Raw records →
>>>

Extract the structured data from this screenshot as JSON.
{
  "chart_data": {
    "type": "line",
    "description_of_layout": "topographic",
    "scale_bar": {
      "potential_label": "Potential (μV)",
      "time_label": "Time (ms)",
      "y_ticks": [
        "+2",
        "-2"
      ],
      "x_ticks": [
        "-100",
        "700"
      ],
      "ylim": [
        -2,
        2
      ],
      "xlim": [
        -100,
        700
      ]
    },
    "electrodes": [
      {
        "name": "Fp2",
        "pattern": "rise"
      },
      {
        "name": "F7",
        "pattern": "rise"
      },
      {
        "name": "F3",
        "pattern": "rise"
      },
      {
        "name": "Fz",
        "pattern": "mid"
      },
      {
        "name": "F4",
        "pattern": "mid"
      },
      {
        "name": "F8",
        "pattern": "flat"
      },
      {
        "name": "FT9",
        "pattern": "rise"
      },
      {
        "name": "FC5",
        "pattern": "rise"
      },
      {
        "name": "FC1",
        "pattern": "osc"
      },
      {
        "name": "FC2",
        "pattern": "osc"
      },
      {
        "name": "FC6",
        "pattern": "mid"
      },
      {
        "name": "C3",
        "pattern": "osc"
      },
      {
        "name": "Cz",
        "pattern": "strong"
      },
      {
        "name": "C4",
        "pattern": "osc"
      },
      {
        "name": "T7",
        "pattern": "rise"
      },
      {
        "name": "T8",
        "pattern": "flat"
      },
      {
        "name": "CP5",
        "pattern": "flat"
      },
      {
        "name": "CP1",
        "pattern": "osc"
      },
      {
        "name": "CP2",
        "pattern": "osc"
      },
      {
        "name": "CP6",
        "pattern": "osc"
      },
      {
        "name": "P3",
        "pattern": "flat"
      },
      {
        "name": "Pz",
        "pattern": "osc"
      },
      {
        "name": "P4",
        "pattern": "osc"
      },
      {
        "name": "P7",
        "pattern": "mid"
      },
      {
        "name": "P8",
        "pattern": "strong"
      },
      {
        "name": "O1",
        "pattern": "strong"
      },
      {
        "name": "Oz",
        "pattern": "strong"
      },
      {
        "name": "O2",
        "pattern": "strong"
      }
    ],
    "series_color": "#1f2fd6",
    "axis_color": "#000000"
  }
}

<<<

What this task involves → Produce an exact copy of every entry above.

Response →
Extract the structured data from this screenshot as JSON.
{
  "chart_data": {
    "type": "line",
    "description_of_layout": "topographic",
    "scale_bar": {
      "potential_label": "Potential (μV)",
      "time_label": "Time (ms)",
      "y_ticks": [
        "+2",
        "-2"
      ],
      "x_ticks": [
        "-100",
        "700"
      ],
      "ylim": [
        -2,
        2
      ],
      "xlim": [
        -100,
        700
      ]
    },
    "electrodes": [
      {
        "name": "Fp2",
        "pattern": "rise"
      },
      {
        "name": "F7",
        "pattern": "rise"
      },
      {
        "name": "F3",
        "pattern": "rise"
      },
      {
        "name": "Fz",
        "pattern": "mid"
      },
      {
        "name": "F4",
        "pattern": "mid"
      },
      {
        "name": "F8",
        "pattern": "flat"
      },
      {
        "name": "FT9",
        "pattern": "rise"
      },
      {
        "name": "FC5",
        "pattern": "rise"
      },
      {
        "name": "FC1",
        "pattern": "osc"
      },
      {
        "name": "FC2",
        "pattern": "osc"
      },
      {
        "name": "FC6",
        "pattern": "mid"
      },
      {
        "name": "C3",
        "pattern": "osc"
      },
      {
        "name": "Cz",
        "pattern": "strong"
      },
      {
        "name": "C4",
        "pattern": "osc"
      },
      {
        "name": "T7",
        "pattern": "rise"
      },
      {
        "name": "T8",
        "pattern": "flat"
      },
      {
        "name": "CP5",
        "pattern": "flat"
      },
      {
        "name": "CP1",
        "pattern": "osc"
      },
      {
        "name": "CP2",
        "pattern": "osc"
      },
      {
        "name": "CP6",
        "pattern": "osc"
      },
      {
        "name": "P3",
        "pattern": "flat"
      },
      {
        "name": "Pz",
        "pattern": "osc"
      },
      {
        "name": "P4",
        "pattern": "osc"
      },
      {
        "name": "P7",
        "pattern": "mid"
      },
      {
        "name": "P8",
        "pattern": "strong"
      },
      {
        "name": "O1",
        "pattern": "strong"
      },
      {
        "name": "Oz",
        "pattern": "strong"
      },
      {
        "name": "O2",
        "pattern": "strong"
      }
    ],
    "series_color": "#1f2fd6",
    "axis_color": "#000000"
  }
}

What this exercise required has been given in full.